#### Do this
Find all lines in the records that include the word "Nazwa", and copy them out.
________
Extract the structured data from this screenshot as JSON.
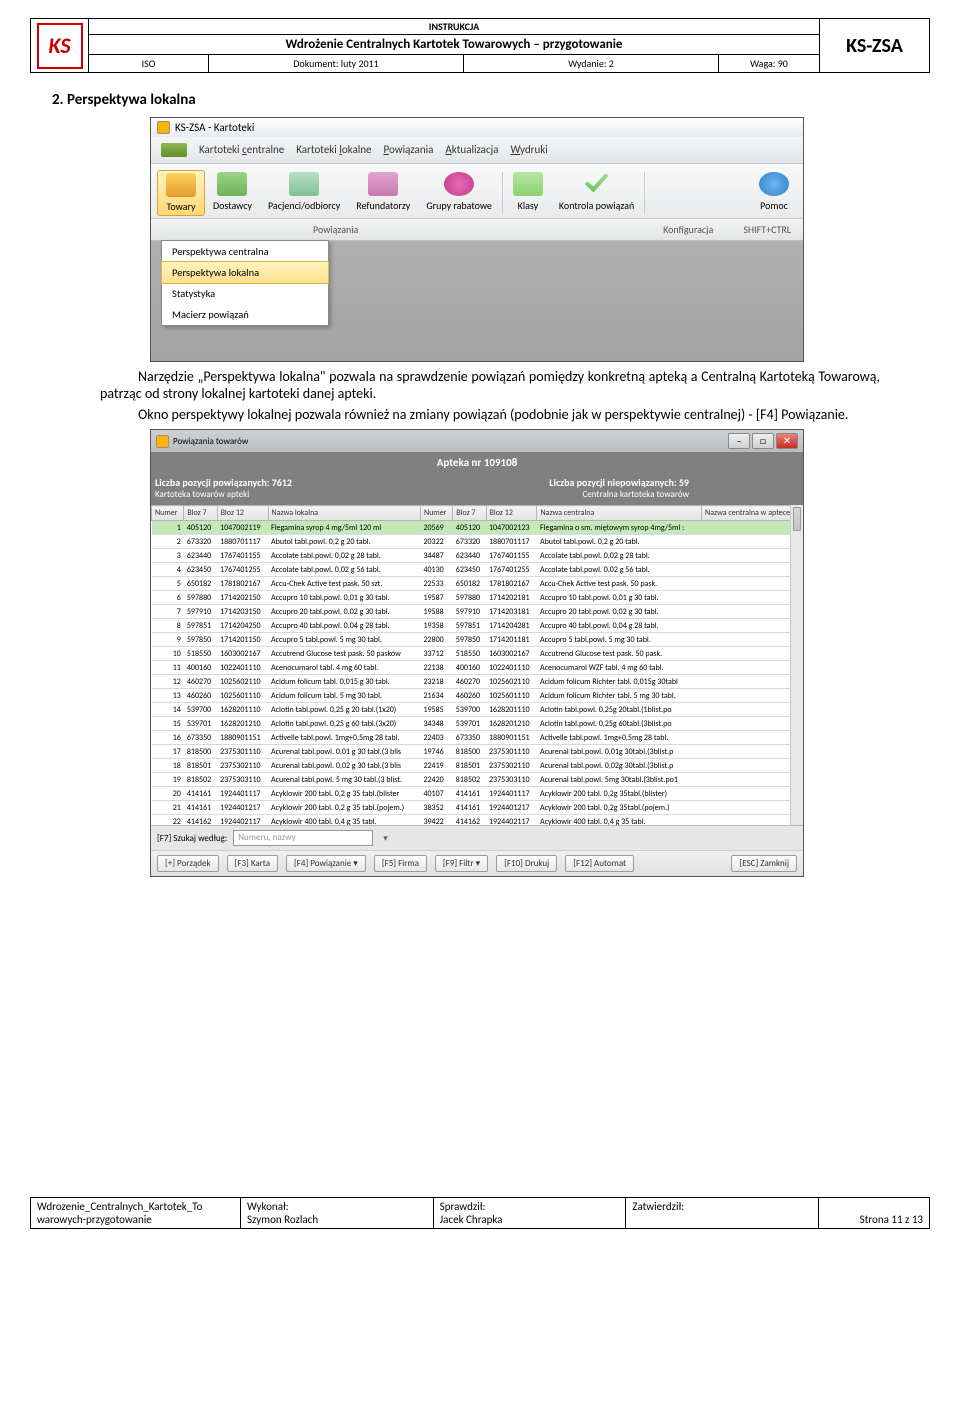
{
  "header": {
    "instr": "INSTRUKCJA",
    "title": "Wdrożenie Centralnych Kartotek Towarowych – przygotowanie",
    "iso": "ISO",
    "doc": "Dokument: luty 2011",
    "wyd": "Wydanie: 2",
    "waga": "Waga: 90",
    "app": "KS-ZSA"
  },
  "sec": "2.   Perspektywa lokalna",
  "p1": "Narzędzie „Perspektywa lokalna\" pozwala na sprawdzenie powiązań pomiędzy konkretną apteką a Centralną Kartoteką Towarową, patrząc od strony lokalnej kartoteki danej apteki.",
  "p2": "Okno perspektywy lokalnej pozwala również na zmiany powiązań (podobnie jak w perspektywie centralnej) - [F4] Powiązanie.",
  "sc1": {
    "title": "KS-ZSA - Kartoteki",
    "menu": [
      "Kartoteki centralne",
      "Kartoteki lokalne",
      "Powiązania",
      "Aktualizacja",
      "Wydruki"
    ],
    "tb": [
      "Towary",
      "Dostawcy",
      "Pacjenci/odbiorcy",
      "Refundatorzy",
      "Grupy rabatowe",
      "Klasy",
      "Kontrola powiązań",
      "Pomoc"
    ],
    "sub": [
      "Powiązania",
      "Konfiguracja",
      "SHIFT+CTRL"
    ],
    "dd": [
      "Perspektywa centralna",
      "Perspektywa lokalna",
      "Statystyka",
      "Macierz powiązań"
    ]
  },
  "sc2": {
    "wt": "Powiązania towarów",
    "apt": "Apteka nr 109108",
    "left_h1": "Liczba pozycji powiązanych: 7612",
    "left_h2": "Kartoteka towarów apteki",
    "right_h1": "Liczba pozycji niepowiązanych: 59",
    "right_h2": "Centralna kartoteka towarów",
    "th": [
      "Numer",
      "Bloz 7",
      "Bloz 12",
      "Nazwa lokalna",
      "Numer",
      "Bloz 7",
      "Bloz 12",
      "Nazwa centralna",
      "Nazwa centralna w aptece"
    ],
    "search_lbl": "[F7] Szukaj według:",
    "search_ph": "Numeru, nazwy",
    "btns": [
      "[+] Porządek",
      "[F3] Karta",
      "[F4] Powiązanie ▾",
      "[F5] Firma",
      "[F9] Filtr ▾",
      "[F10] Drukuj",
      "[F12] Automat"
    ],
    "close": "[ESC] Zamknij"
  },
  "chart_data": {
    "type": "table",
    "columns": [
      "Numer",
      "Bloz 7",
      "Bloz 12",
      "Nazwa lokalna",
      "Numer",
      "Bloz 7",
      "Bloz 12",
      "Nazwa centralna"
    ],
    "rows": [
      [
        1,
        "405120",
        "1047002119",
        "Flegamina syrop 4 mg/5ml 120 ml",
        "20569",
        "405120",
        "1047002123",
        "Flegamina o sm. miętowym syrop 4mg/5ml :"
      ],
      [
        2,
        "673320",
        "1880701117",
        "Abutol tabl.powl. 0,2 g 20 tabl.",
        "20322",
        "673320",
        "1880701117",
        "Abutol tabl.powl. 0,2 g 20 tabl."
      ],
      [
        3,
        "623440",
        "1767401155",
        "Accolate tabl.powl. 0,02 g 28 tabl.",
        "34487",
        "623440",
        "1767401155",
        "Accolate tabl.powl. 0,02 g 28 tabl."
      ],
      [
        4,
        "623450",
        "1767401255",
        "Accolate tabl.powl. 0,02 g 56 tabl.",
        "40130",
        "623450",
        "1767401255",
        "Accolate tabl.powl. 0,02 g 56 tabl."
      ],
      [
        5,
        "650182",
        "1781802167",
        "Accu-Chek Active test pask. 50 szt.",
        "22533",
        "650182",
        "1781802167",
        "Accu-Chek Active test pask. 50 pask."
      ],
      [
        6,
        "597880",
        "1714202150",
        "Accupro 10 tabl.powl. 0,01 g 30 tabl.",
        "19587",
        "597880",
        "1714202181",
        "Accupro 10 tabl.powl. 0,01 g 30 tabl."
      ],
      [
        7,
        "597910",
        "1714203150",
        "Accupro 20 tabl.powl. 0,02 g 30 tabl.",
        "19588",
        "597910",
        "1714203181",
        "Accupro 20 tabl.powl. 0,02 g 30 tabl."
      ],
      [
        8,
        "597851",
        "1714204250",
        "Accupro 40 tabl.powl. 0,04 g 28 tabl.",
        "19358",
        "597851",
        "1714204281",
        "Accupro 40 tabl.powl. 0,04 g 28 tabl."
      ],
      [
        9,
        "597850",
        "1714201150",
        "Accupro 5 tabl.powl. 5 mg 30 tabl.",
        "22800",
        "597850",
        "1714201181",
        "Accupro 5 tabl.powl. 5 mg 30 tabl."
      ],
      [
        10,
        "518550",
        "1603002167",
        "Accutrend Glucose test pask. 50 pasków",
        "33712",
        "518550",
        "1603002167",
        "Accutrend Glucose test pask. 50 pask."
      ],
      [
        11,
        "400160",
        "1022401110",
        "Acenocumarol tabl. 4 mg 60 tabl.",
        "22138",
        "400160",
        "1022401110",
        "Acenocumarol WZF tabl. 4 mg 60 tabl."
      ],
      [
        12,
        "460270",
        "1025602110",
        "Acidum folicum tabl. 0,015 g 30 tabl.",
        "23218",
        "460270",
        "1025602110",
        "Acidum folicum Richter tabl. 0,015g 30tabl"
      ],
      [
        13,
        "460260",
        "1025601110",
        "Acidum folicum tabl. 5 mg 30 tabl.",
        "21634",
        "460260",
        "1025601110",
        "Acidum folicum Richter tabl. 5 mg 30 tabl."
      ],
      [
        14,
        "539700",
        "1628201110",
        "Aclotin tabl.powl. 0,25 g 20 tabl.(1x20)",
        "19585",
        "539700",
        "1628201110",
        "Aclotin tabl.powl. 0,25g 20tabl.(1blist.po"
      ],
      [
        15,
        "539701",
        "1628201210",
        "Aclotin tabl.powl. 0,25 g 60 tabl.(3x20)",
        "34348",
        "539701",
        "1628201210",
        "Aclotin tabl.powl. 0,25g 60tabl.(3blist.po"
      ],
      [
        16,
        "673350",
        "1880901151",
        "Activelle tabl.powl. 1mg+0,5mg 28 tabl.",
        "22403",
        "673350",
        "1880901151",
        "Activelle tabl.powl. 1mg+0,5mg 28 tabl."
      ],
      [
        17,
        "818500",
        "2375301110",
        "Acurenal tabl.powl. 0,01 g 30 tabl.(3 blis",
        "19746",
        "818500",
        "2375301110",
        "Acurenal tabl.powl. 0,01g 30tabl.(3blist.p"
      ],
      [
        18,
        "818501",
        "2375302110",
        "Acurenal tabl.powl. 0,02 g 30 tabl.(3 blis",
        "22419",
        "818501",
        "2375302110",
        "Acurenal tabl.powl. 0,02g 30tabl.(3blist.p"
      ],
      [
        19,
        "818502",
        "2375303110",
        "Acurenal tabl.powl. 5 mg 30 tabl.(3 blist.",
        "22420",
        "818502",
        "2375303110",
        "Acurenal tabl.powl. 5mg 30tabl.(3blist.po1"
      ],
      [
        20,
        "414161",
        "1924401117",
        "Acyklowir 200 tabl. 0,2 g 35 tabl.(blister",
        "40107",
        "414161",
        "1924401117",
        "Acyklowir 200 tabl. 0,2g 35tabl.(blister)"
      ],
      [
        21,
        "414161",
        "1924401217",
        "Acyklowir 200 tabl. 0,2 g 35 tabl.(pojem.)",
        "38352",
        "414161",
        "1924401217",
        "Acyklowir 200 tabl. 0,2g 35tabl.(pojem.)"
      ],
      [
        22,
        "414162",
        "1924402117",
        "Acyklowir 400 tabl. 0,4 g 35 tabl.",
        "39422",
        "414162",
        "1924402117",
        "Acyklowir 400 tabl. 0,4 g 35 tabl."
      ]
    ]
  },
  "footer": {
    "f1a": "Wdrozenie_Centralnych_Kartotek_To",
    "f1b": "warowych-przygotowanie",
    "f2a": "Wykonał:",
    "f2b": "Szymon Rozlach",
    "f3a": "Sprawdził:",
    "f3b": "Jacek Chrapka",
    "f4a": "Zatwierdził:",
    "page": "Strona 11 z 13"
  }
}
________
#### The reply
      "Nazwa lokalna",
      "Nazwa centralna",
      "Nazwa centralna w aptece"
      "Nazwa lokalna",
      "Nazwa centralna"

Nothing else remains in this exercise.